==== LISTING ====

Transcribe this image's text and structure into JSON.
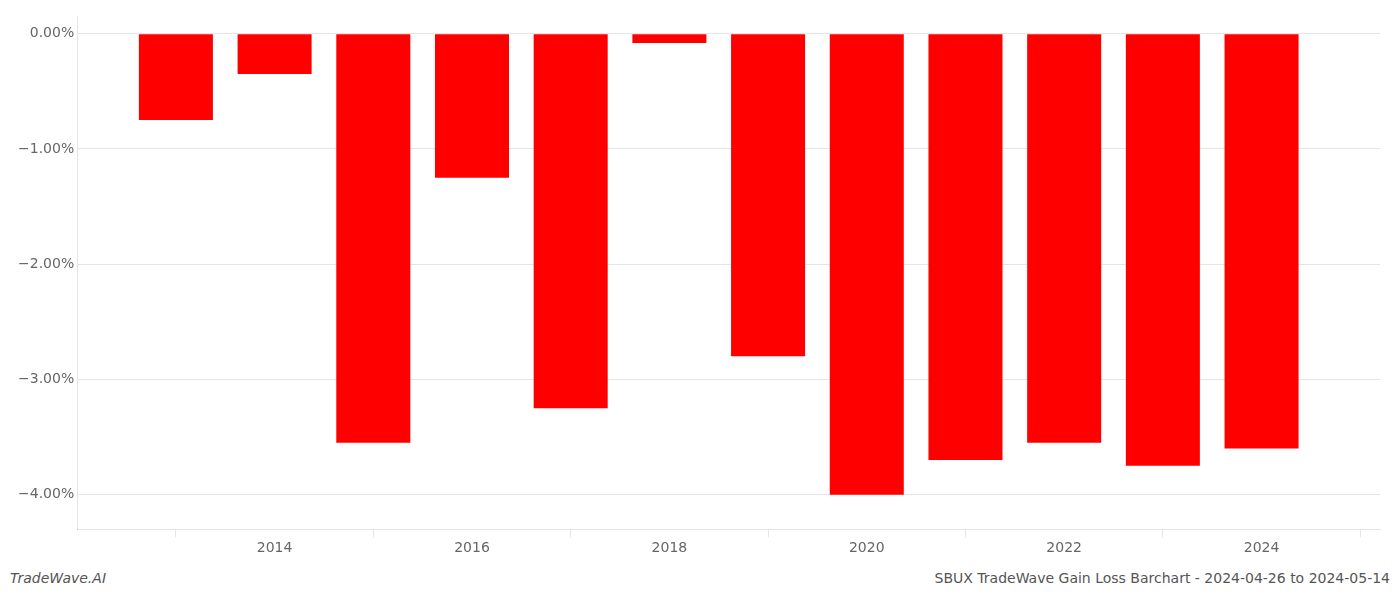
{
  "chart_data": {
    "type": "bar",
    "title": "SBUX TradeWave Gain Loss Barchart - 2024-04-26 to 2024-05-14",
    "annotations": [
      "TradeWave.AI"
    ],
    "x": [
      2013,
      2014,
      2015,
      2016,
      2017,
      2018,
      2019,
      2020,
      2021,
      2022,
      2023,
      2024
    ],
    "values": [
      -0.75,
      -0.35,
      -3.55,
      -1.25,
      -3.25,
      -0.08,
      -2.8,
      -4.0,
      -3.7,
      -3.55,
      -3.75,
      -3.6
    ],
    "color": "#ff0000",
    "xlim": [
      2012.0,
      2025.2
    ],
    "xticks": [
      2014,
      2016,
      2018,
      2020,
      2022,
      2024
    ],
    "ylim": [
      -4.3,
      0.15
    ],
    "yticks": [
      {
        "value": 0.0,
        "label": "0.00%"
      },
      {
        "value": -1.0,
        "label": "−1.00%"
      },
      {
        "value": -2.0,
        "label": "−2.00%"
      },
      {
        "value": -3.0,
        "label": "−3.00%"
      },
      {
        "value": -4.0,
        "label": "−4.00%"
      }
    ],
    "grid": true
  }
}
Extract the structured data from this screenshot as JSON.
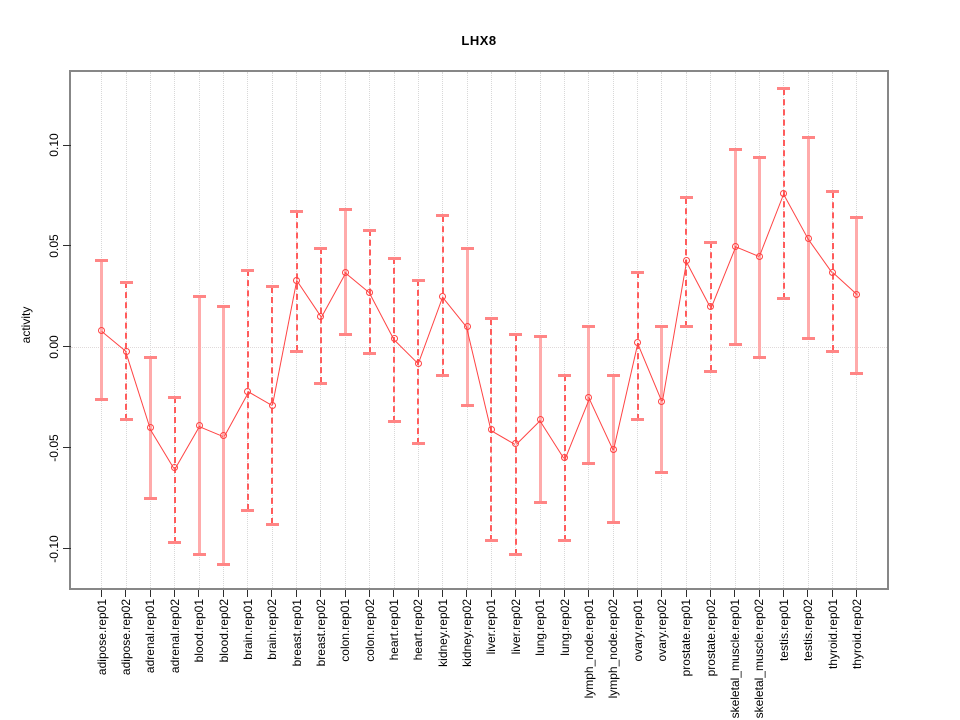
{
  "chart_data": {
    "type": "line",
    "title": "LHX8",
    "xlabel": "",
    "ylabel": "activity",
    "error_bars": true,
    "legend": "none",
    "grid": {
      "vertical_dotted": true,
      "zero_line_dotted": true
    },
    "ylim": [
      -0.119,
      0.135
    ],
    "ytick_values": [
      0.1,
      0.05,
      0.0,
      -0.05,
      -0.1
    ],
    "ytick_labels": [
      "0.10",
      "0.05",
      "0.00",
      "-0.05",
      "-0.10"
    ],
    "categories": [
      "adipose.rep01",
      "adipose.rep02",
      "adrenal.rep01",
      "adrenal.rep02",
      "blood.rep01",
      "blood.rep02",
      "brain.rep01",
      "brain.rep02",
      "breast.rep01",
      "breast.rep02",
      "colon.rep01",
      "colon.rep02",
      "heart.rep01",
      "heart.rep02",
      "kidney.rep01",
      "kidney.rep02",
      "liver.rep01",
      "liver.rep02",
      "lung.rep01",
      "lung.rep02",
      "lymph_node.rep01",
      "lymph_node.rep02",
      "ovary.rep01",
      "ovary.rep02",
      "prostate.rep01",
      "prostate.rep02",
      "skeletal_muscle.rep01",
      "skeletal_muscle.rep02",
      "testis.rep01",
      "testis.rep02",
      "thyroid.rep01",
      "thyroid.rep02"
    ],
    "series": [
      {
        "name": "activity",
        "values": [
          0.008,
          -0.002,
          -0.04,
          -0.06,
          -0.039,
          -0.044,
          -0.022,
          -0.029,
          0.033,
          0.015,
          0.037,
          0.027,
          0.004,
          -0.008,
          0.025,
          0.01,
          -0.041,
          -0.048,
          -0.036,
          -0.055,
          -0.025,
          -0.051,
          0.002,
          -0.027,
          0.043,
          0.02,
          0.05,
          0.045,
          0.076,
          0.054,
          0.037,
          0.026
        ],
        "ci_low": [
          -0.026,
          -0.036,
          -0.075,
          -0.097,
          -0.103,
          -0.108,
          -0.081,
          -0.088,
          -0.002,
          -0.018,
          0.006,
          -0.003,
          -0.037,
          -0.048,
          -0.014,
          -0.029,
          -0.096,
          -0.103,
          -0.077,
          -0.096,
          -0.058,
          -0.087,
          -0.036,
          -0.062,
          0.01,
          -0.012,
          0.001,
          -0.005,
          0.024,
          0.004,
          -0.002,
          -0.013
        ],
        "ci_high": [
          0.043,
          0.032,
          -0.005,
          -0.025,
          0.025,
          0.02,
          0.038,
          0.03,
          0.067,
          0.049,
          0.068,
          0.058,
          0.044,
          0.033,
          0.065,
          0.049,
          0.014,
          0.006,
          0.005,
          -0.014,
          0.01,
          -0.014,
          0.037,
          0.01,
          0.074,
          0.052,
          0.098,
          0.094,
          0.128,
          0.104,
          0.077,
          0.064
        ],
        "bar_styles": [
          "solid",
          "dashed",
          "solid",
          "dashed",
          "solid",
          "solid",
          "dashed",
          "dashed",
          "dashed",
          "dashed",
          "solid",
          "dashed",
          "dashed",
          "dashed",
          "dashed",
          "solid",
          "dashed",
          "dashed",
          "solid",
          "dashed",
          "solid",
          "solid",
          "dashed",
          "solid",
          "dashed",
          "dashed",
          "solid",
          "solid",
          "dashed",
          "solid",
          "dashed",
          "solid"
        ]
      }
    ],
    "colors": {
      "point_line": "#ff4343",
      "error_bar_solid": "#ffabab",
      "error_bar_dashed": "#ff5c5c",
      "error_cap": "#ff8585",
      "plot_border": "#878787",
      "gridline": "#d8d8d8",
      "tick": "#2e2e2e"
    }
  }
}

====

> **PROBLEM DESCRIPTION**
Print each line of the material above exactly, with the pictures removed from your copy.

> **ANSWER TO THE TASK**
Transcribe this image's text and structure into JSON.
{
  "chart_data": {
    "type": "bar",
    "title": "SBUX TradeWave Gain Loss Barchart - 2024-04-26 to 2024-05-14",
    "annotations": [
      "TradeWave.AI"
    ],
    "x": [
      2013,
      2014,
      2015,
      2016,
      2017,
      2018,
      2019,
      2020,
      2021,
      2022,
      2023,
      2024
    ],
    "values": [
      -0.75,
      -0.35,
      -3.55,
      -1.25,
      -3.25,
      -0.08,
      -2.8,
      -4.0,
      -3.7,
      -3.55,
      -3.75,
      -3.6
    ],
    "color": "#ff0000",
    "xlim": [
      2012.0,
      2025.2
    ],
    "xticks": [
      2014,
      2016,
      2018,
      2020,
      2022,
      2024
    ],
    "ylim": [
      -4.3,
      0.15
    ],
    "yticks": [
      {
        "value": 0.0,
        "label": "0.00%"
      },
      {
        "value": -1.0,
        "label": "−1.00%"
      },
      {
        "value": -2.0,
        "label": "−2.00%"
      },
      {
        "value": -3.0,
        "label": "−3.00%"
      },
      {
        "value": -4.0,
        "label": "−4.00%"
      }
    ],
    "grid": true
  }
}
Extract the structured data from this screenshot as JSON.
{
  "chart_data": {
    "type": "line",
    "title": "LHX8",
    "xlabel": "",
    "ylabel": "activity",
    "error_bars": true,
    "legend": "none",
    "grid": {
      "vertical_dotted": true,
      "zero_line_dotted": true
    },
    "ylim": [
      -0.119,
      0.135
    ],
    "ytick_values": [
      0.1,
      0.05,
      0.0,
      -0.05,
      -0.1
    ],
    "ytick_labels": [
      "0.10",
      "0.05",
      "0.00",
      "-0.05",
      "-0.10"
    ],
    "categories": [
      "adipose.rep01",
      "adipose.rep02",
      "adrenal.rep01",
      "adrenal.rep02",
      "blood.rep01",
      "blood.rep02",
      "brain.rep01",
      "brain.rep02",
      "breast.rep01",
      "breast.rep02",
      "colon.rep01",
      "colon.rep02",
      "heart.rep01",
      "heart.rep02",
      "kidney.rep01",
      "kidney.rep02",
      "liver.rep01",
      "liver.rep02",
      "lung.rep01",
      "lung.rep02",
      "lymph_node.rep01",
      "lymph_node.rep02",
      "ovary.rep01",
      "ovary.rep02",
      "prostate.rep01",
      "prostate.rep02",
      "skeletal_muscle.rep01",
      "skeletal_muscle.rep02",
      "testis.rep01",
      "testis.rep02",
      "thyroid.rep01",
      "thyroid.rep02"
    ],
    "series": [
      {
        "name": "activity",
        "values": [
          0.008,
          -0.002,
          -0.04,
          -0.06,
          -0.039,
          -0.044,
          -0.022,
          -0.029,
          0.033,
          0.015,
          0.037,
          0.027,
          0.004,
          -0.008,
          0.025,
          0.01,
          -0.041,
          -0.048,
          -0.036,
          -0.055,
          -0.025,
          -0.051,
          0.002,
          -0.027,
          0.043,
          0.02,
          0.05,
          0.045,
          0.076,
          0.054,
          0.037,
          0.026
        ],
        "ci_low": [
          -0.026,
          -0.036,
          -0.075,
          -0.097,
          -0.103,
          -0.108,
          -0.081,
          -0.088,
          -0.002,
          -0.018,
          0.006,
          -0.003,
          -0.037,
          -0.048,
          -0.014,
          -0.029,
          -0.096,
          -0.103,
          -0.077,
          -0.096,
          -0.058,
          -0.087,
          -0.036,
          -0.062,
          0.01,
          -0.012,
          0.001,
          -0.005,
          0.024,
          0.004,
          -0.002,
          -0.013
        ],
        "ci_high": [
          0.043,
          0.032,
          -0.005,
          -0.025,
          0.025,
          0.02,
          0.038,
          0.03,
          0.067,
          0.049,
          0.068,
          0.058,
          0.044,
          0.033,
          0.065,
          0.049,
          0.014,
          0.006,
          0.005,
          -0.014,
          0.01,
          -0.014,
          0.037,
          0.01,
          0.074,
          0.052,
          0.098,
          0.094,
          0.128,
          0.104,
          0.077,
          0.064
        ],
        "bar_styles": [
          "solid",
          "dashed",
          "solid",
          "dashed",
          "solid",
          "solid",
          "dashed",
          "dashed",
          "dashed",
          "dashed",
          "solid",
          "dashed",
          "dashed",
          "dashed",
          "dashed",
          "solid",
          "dashed",
          "dashed",
          "solid",
          "dashed",
          "solid",
          "solid",
          "dashed",
          "solid",
          "dashed",
          "dashed",
          "solid",
          "solid",
          "dashed",
          "solid",
          "dashed",
          "solid"
        ]
      }
    ],
    "colors": {
      "point_line": "#ff4343",
      "error_bar_solid": "#ffabab",
      "error_bar_dashed": "#ff5c5c",
      "error_cap": "#ff8585",
      "plot_border": "#878787",
      "gridline": "#d8d8d8",
      "tick": "#2e2e2e"
    }
  }
}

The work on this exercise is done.